=== What the task asks ===
Omit the images. Copy each entry word for word.

=== Supplied data ===
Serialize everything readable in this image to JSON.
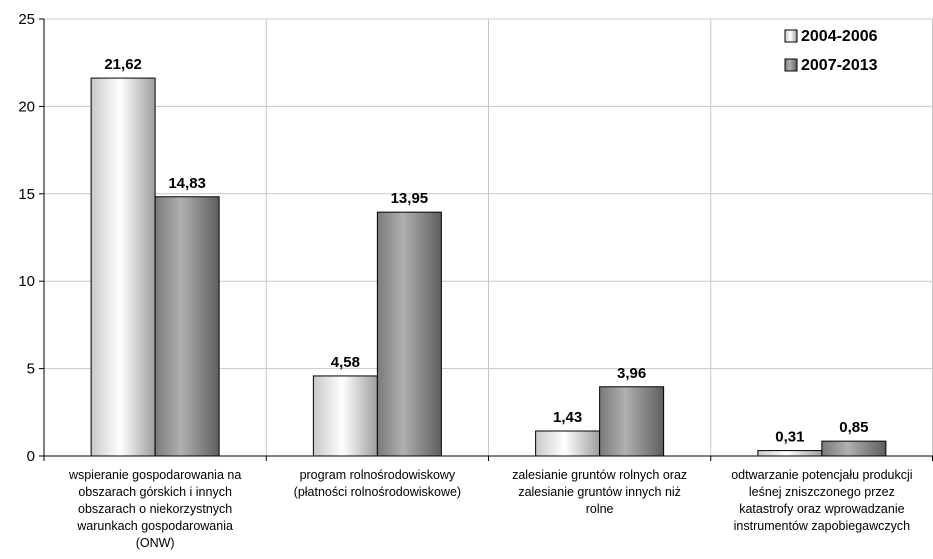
{
  "chart_data": {
    "type": "bar",
    "categories": [
      [
        "wspieranie gospodarowania na",
        "obszarach górskich i innych",
        "obszarach o niekorzystnych",
        "warunkach gospodarowania",
        "(ONW)"
      ],
      [
        "program rolnośrodowiskowy",
        "(płatności rolnośrodowiskowe)"
      ],
      [
        "zalesianie gruntów rolnych oraz",
        "zalesianie gruntów innych niż",
        "rolne"
      ],
      [
        "odtwarzanie potencjału produkcji",
        "leśnej zniszczonego przez",
        "katastrofy oraz wprowadzanie",
        "instrumentów zapobiegawczych"
      ]
    ],
    "series": [
      {
        "name": "2004-2006",
        "values": [
          21.62,
          4.58,
          1.43,
          0.31
        ],
        "labels": [
          "21,62",
          "4,58",
          "1,43",
          "0,31"
        ]
      },
      {
        "name": "2007-2013",
        "values": [
          14.83,
          13.95,
          3.96,
          0.85
        ],
        "labels": [
          "14,83",
          "13,95",
          "3,96",
          "0,85"
        ]
      }
    ],
    "yticks": [
      0,
      5,
      10,
      15,
      20,
      25
    ],
    "ylim": [
      0,
      25
    ],
    "grid": true,
    "legend": "top-right",
    "colors": {
      "series1_light": "#ffffff",
      "series1_dark": "#b5b5b5",
      "series2_light": "#a3a3a3",
      "series2_dark": "#6a6a6a",
      "grid": "#c8c8c8",
      "axis": "#000000"
    }
  }
}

=== Final result ===
Serialize everything readable in this image to JSON.
{
  "chart_data": {
    "type": "bar",
    "categories": [
      [
        "wspieranie gospodarowania na",
        "obszarach górskich i innych",
        "obszarach o niekorzystnych",
        "warunkach gospodarowania",
        "(ONW)"
      ],
      [
        "program rolnośrodowiskowy",
        "(płatności rolnośrodowiskowe)"
      ],
      [
        "zalesianie gruntów rolnych oraz",
        "zalesianie gruntów innych niż",
        "rolne"
      ],
      [
        "odtwarzanie potencjału produkcji",
        "leśnej zniszczonego przez",
        "katastrofy oraz wprowadzanie",
        "instrumentów zapobiegawczych"
      ]
    ],
    "series": [
      {
        "name": "2004-2006",
        "values": [
          21.62,
          4.58,
          1.43,
          0.31
        ],
        "labels": [
          "21,62",
          "4,58",
          "1,43",
          "0,31"
        ]
      },
      {
        "name": "2007-2013",
        "values": [
          14.83,
          13.95,
          3.96,
          0.85
        ],
        "labels": [
          "14,83",
          "13,95",
          "3,96",
          "0,85"
        ]
      }
    ],
    "yticks": [
      0,
      5,
      10,
      15,
      20,
      25
    ],
    "ylim": [
      0,
      25
    ],
    "grid": true,
    "legend": "top-right",
    "colors": {
      "series1_light": "#ffffff",
      "series1_dark": "#b5b5b5",
      "series2_light": "#a3a3a3",
      "series2_dark": "#6a6a6a",
      "grid": "#c8c8c8",
      "axis": "#000000"
    }
  }
}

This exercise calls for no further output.